Short problem ▸
Count how many lines of the material contain the string "name", then give that number and nothing more.

Dataset records ▸
__________

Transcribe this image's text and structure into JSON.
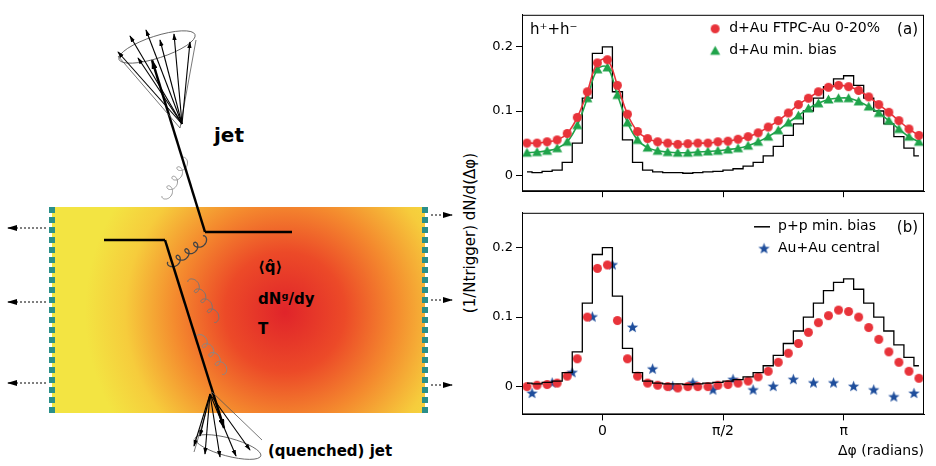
{
  "figure": {
    "y_label": "(1/Ntrigger) dN/d(Δφ)"
  },
  "diagram": {
    "jet_label": "jet",
    "medium_labels": [
      "⟨q̂⟩",
      "dNᵍ/dy",
      "T"
    ],
    "quenched_jet_label": "(quenched) jet"
  },
  "chart_data": [
    {
      "type": "scatter",
      "panel_label": "(a)",
      "annotation": "h⁺+h⁻",
      "xlim": [
        -1.047,
        4.189
      ],
      "xticks": [
        0,
        {
          "value": 1.571,
          "label": "π/2"
        },
        {
          "value": 3.142,
          "label": "π"
        }
      ],
      "ylim": [
        -0.025,
        0.25
      ],
      "yticks": [
        0,
        0.1,
        0.2
      ],
      "grid": false,
      "legend": "upper right",
      "tick_labels": "y",
      "series": [
        {
          "name": "d+Au FTPC-Au 0-20%",
          "color": "#e8333a",
          "marker": "circle",
          "line_style": "solid",
          "x": [
            -0.982,
            -0.851,
            -0.72,
            -0.589,
            -0.458,
            -0.327,
            -0.196,
            -0.065,
            0.065,
            0.196,
            0.327,
            0.458,
            0.589,
            0.72,
            0.851,
            0.982,
            1.113,
            1.243,
            1.374,
            1.505,
            1.636,
            1.767,
            1.898,
            2.029,
            2.16,
            2.291,
            2.422,
            2.553,
            2.683,
            2.814,
            2.945,
            3.076,
            3.207,
            3.338,
            3.469,
            3.6,
            3.731,
            3.862,
            3.993,
            4.123
          ],
          "values": [
            0.05,
            0.05,
            0.052,
            0.055,
            0.065,
            0.09,
            0.13,
            0.175,
            0.18,
            0.14,
            0.095,
            0.068,
            0.057,
            0.052,
            0.05,
            0.048,
            0.049,
            0.05,
            0.05,
            0.052,
            0.053,
            0.056,
            0.06,
            0.066,
            0.075,
            0.085,
            0.097,
            0.11,
            0.12,
            0.13,
            0.137,
            0.14,
            0.138,
            0.132,
            0.122,
            0.11,
            0.098,
            0.085,
            0.072,
            0.062
          ]
        },
        {
          "name": "d+Au min. bias",
          "color": "#1fa34a",
          "marker": "triangle",
          "line_style": "solid",
          "x": [
            -0.982,
            -0.851,
            -0.72,
            -0.589,
            -0.458,
            -0.327,
            -0.196,
            -0.065,
            0.065,
            0.196,
            0.327,
            0.458,
            0.589,
            0.72,
            0.851,
            0.982,
            1.113,
            1.243,
            1.374,
            1.505,
            1.636,
            1.767,
            1.898,
            2.029,
            2.16,
            2.291,
            2.422,
            2.553,
            2.683,
            2.814,
            2.945,
            3.076,
            3.207,
            3.338,
            3.469,
            3.6,
            3.731,
            3.862,
            3.993,
            4.123
          ],
          "values": [
            0.035,
            0.036,
            0.038,
            0.042,
            0.052,
            0.078,
            0.12,
            0.165,
            0.168,
            0.125,
            0.082,
            0.055,
            0.043,
            0.038,
            0.036,
            0.035,
            0.035,
            0.036,
            0.037,
            0.038,
            0.04,
            0.042,
            0.046,
            0.052,
            0.06,
            0.07,
            0.082,
            0.093,
            0.104,
            0.112,
            0.118,
            0.12,
            0.12,
            0.115,
            0.107,
            0.097,
            0.085,
            0.072,
            0.06,
            0.052
          ]
        },
        {
          "color": "#000000",
          "marker": "none",
          "line_style": "step",
          "x": [
            -0.982,
            -0.851,
            -0.72,
            -0.589,
            -0.458,
            -0.327,
            -0.196,
            -0.065,
            0.065,
            0.196,
            0.327,
            0.458,
            0.589,
            0.72,
            0.851,
            0.982,
            1.113,
            1.243,
            1.374,
            1.505,
            1.636,
            1.767,
            1.898,
            2.029,
            2.16,
            2.291,
            2.422,
            2.553,
            2.683,
            2.814,
            2.945,
            3.076,
            3.207,
            3.338,
            3.469,
            3.6,
            3.731,
            3.862,
            3.993,
            4.123
          ],
          "values": [
            0.005,
            0.004,
            0.006,
            0.008,
            0.02,
            0.05,
            0.12,
            0.19,
            0.2,
            0.13,
            0.055,
            0.02,
            0.008,
            0.005,
            0.004,
            0.004,
            0.003,
            0.004,
            0.005,
            0.006,
            0.008,
            0.01,
            0.014,
            0.02,
            0.03,
            0.045,
            0.062,
            0.08,
            0.1,
            0.12,
            0.138,
            0.15,
            0.155,
            0.14,
            0.12,
            0.1,
            0.08,
            0.06,
            0.042,
            0.03
          ]
        }
      ]
    },
    {
      "type": "scatter",
      "panel_label": "(b)",
      "x_label": "Δφ (radians)",
      "xlim": [
        -1.047,
        4.189
      ],
      "xticks": [
        0,
        {
          "value": 1.571,
          "label": "π/2"
        },
        {
          "value": 3.142,
          "label": "π"
        }
      ],
      "ylim": [
        -0.04,
        0.25
      ],
      "yticks": [
        0,
        0.1,
        0.2
      ],
      "grid": false,
      "legend": "upper right",
      "series": [
        {
          "name": "p+p min. bias",
          "color": "#000000",
          "marker": "none",
          "line_style": "step",
          "x": [
            -0.982,
            -0.851,
            -0.72,
            -0.589,
            -0.458,
            -0.327,
            -0.196,
            -0.065,
            0.065,
            0.196,
            0.327,
            0.458,
            0.589,
            0.72,
            0.851,
            0.982,
            1.113,
            1.243,
            1.374,
            1.505,
            1.636,
            1.767,
            1.898,
            2.029,
            2.16,
            2.291,
            2.422,
            2.553,
            2.683,
            2.814,
            2.945,
            3.076,
            3.207,
            3.338,
            3.469,
            3.6,
            3.731,
            3.862,
            3.993,
            4.123
          ],
          "values": [
            0.005,
            0.004,
            0.006,
            0.008,
            0.02,
            0.05,
            0.12,
            0.19,
            0.2,
            0.13,
            0.055,
            0.02,
            0.008,
            0.005,
            0.004,
            0.004,
            0.003,
            0.004,
            0.005,
            0.006,
            0.008,
            0.01,
            0.014,
            0.02,
            0.03,
            0.045,
            0.062,
            0.08,
            0.1,
            0.12,
            0.138,
            0.15,
            0.155,
            0.14,
            0.12,
            0.1,
            0.08,
            0.06,
            0.042,
            0.03
          ]
        },
        {
          "color": "#e8333a",
          "marker": "circle",
          "x": [
            -0.982,
            -0.851,
            -0.72,
            -0.589,
            -0.458,
            -0.327,
            -0.196,
            -0.065,
            0.065,
            0.196,
            0.327,
            0.458,
            0.589,
            0.72,
            0.851,
            0.982,
            1.113,
            1.243,
            1.374,
            1.505,
            1.636,
            1.767,
            1.898,
            2.029,
            2.16,
            2.291,
            2.422,
            2.553,
            2.683,
            2.814,
            2.945,
            3.076,
            3.207,
            3.338,
            3.469,
            3.6,
            3.731,
            3.862,
            3.993,
            4.123
          ],
          "values": [
            0.0,
            0.002,
            0.003,
            0.005,
            0.015,
            0.04,
            0.1,
            0.17,
            0.175,
            0.095,
            0.04,
            0.015,
            0.005,
            0.002,
            0.0,
            -0.002,
            0.0,
            0.0,
            0.0,
            0.002,
            0.003,
            0.005,
            0.008,
            0.014,
            0.022,
            0.035,
            0.048,
            0.062,
            0.078,
            0.092,
            0.102,
            0.11,
            0.108,
            0.1,
            0.085,
            0.068,
            0.05,
            0.035,
            0.022,
            0.012
          ]
        },
        {
          "name": "Au+Au central",
          "color": "#1f4e9c",
          "marker": "star",
          "x": [
            -0.916,
            -0.654,
            -0.393,
            -0.131,
            0.131,
            0.393,
            0.654,
            0.916,
            1.178,
            1.44,
            1.702,
            1.963,
            2.225,
            2.487,
            2.749,
            3.011,
            3.272,
            3.534,
            3.796,
            4.058
          ],
          "values": [
            -0.01,
            0.005,
            0.02,
            0.1,
            0.175,
            0.085,
            0.025,
            0.0,
            0.005,
            -0.005,
            0.01,
            -0.005,
            0.0,
            0.01,
            0.005,
            0.005,
            0.0,
            -0.005,
            -0.015,
            -0.01
          ]
        }
      ]
    }
  ]
}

__________

Task output ▸
4